Could you write out every entry exactly as it stands?

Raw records
--- Begin ---
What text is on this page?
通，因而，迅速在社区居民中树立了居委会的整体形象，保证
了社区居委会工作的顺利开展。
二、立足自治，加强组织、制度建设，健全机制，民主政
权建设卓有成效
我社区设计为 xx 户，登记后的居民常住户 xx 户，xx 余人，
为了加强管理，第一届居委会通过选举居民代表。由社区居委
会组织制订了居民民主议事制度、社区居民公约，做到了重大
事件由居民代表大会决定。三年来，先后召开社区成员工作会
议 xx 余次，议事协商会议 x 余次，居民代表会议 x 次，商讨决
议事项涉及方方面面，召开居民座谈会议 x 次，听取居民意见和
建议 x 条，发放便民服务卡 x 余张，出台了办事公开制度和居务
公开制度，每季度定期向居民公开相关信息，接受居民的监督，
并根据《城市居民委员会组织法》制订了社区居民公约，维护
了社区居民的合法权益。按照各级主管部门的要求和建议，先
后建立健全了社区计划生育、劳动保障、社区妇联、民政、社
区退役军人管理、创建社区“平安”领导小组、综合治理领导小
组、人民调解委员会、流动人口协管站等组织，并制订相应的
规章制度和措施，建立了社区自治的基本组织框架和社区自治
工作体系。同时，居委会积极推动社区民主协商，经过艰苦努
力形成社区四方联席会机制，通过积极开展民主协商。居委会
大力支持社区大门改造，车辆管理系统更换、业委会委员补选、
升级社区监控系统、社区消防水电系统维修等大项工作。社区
--- End ---
■ **Answer to this exercise**:
What text is on this page?
通，因而，迅速在社区居民中树立了居委会的整体形象，保证
了社区居委会工作的顺利开展。
二、立足自治，加强组织、制度建设，健全机制，民主政
权建设卓有成效
我社区设计为 xx 户，登记后的居民常住户 xx 户，xx 余人，
为了加强管理，第一届居委会通过选举居民代表。由社区居委
会组织制订了居民民主议事制度、社区居民公约，做到了重大
事件由居民代表大会决定。三年来，先后召开社区成员工作会
议 xx 余次，议事协商会议 x 余次，居民代表会议 x 次，商讨决
议事项涉及方方面面，召开居民座谈会议 x 次，听取居民意见和
建议 x 条，发放便民服务卡 x 余张，出台了办事公开制度和居务
公开制度，每季度定期向居民公开相关信息，接受居民的监督，
并根据《城市居民委员会组织法》制订了社区居民公约，维护
了社区居民的合法权益。按照各级主管部门的要求和建议，先
后建立健全了社区计划生育、劳动保障、社区妇联、民政、社
区退役军人管理、创建社区“平安”领导小组、综合治理领导小
组、人民调解委员会、流动人口协管站等组织，并制订相应的
规章制度和措施，建立了社区自治的基本组织框架和社区自治
工作体系。同时，居委会积极推动社区民主协商，经过艰苦努
力形成社区四方联席会机制，通过积极开展民主协商。居委会
大力支持社区大门改造，车辆管理系统更换、业委会委员补选、
升级社区监控系统、社区消防水电系统维修等大项工作。社区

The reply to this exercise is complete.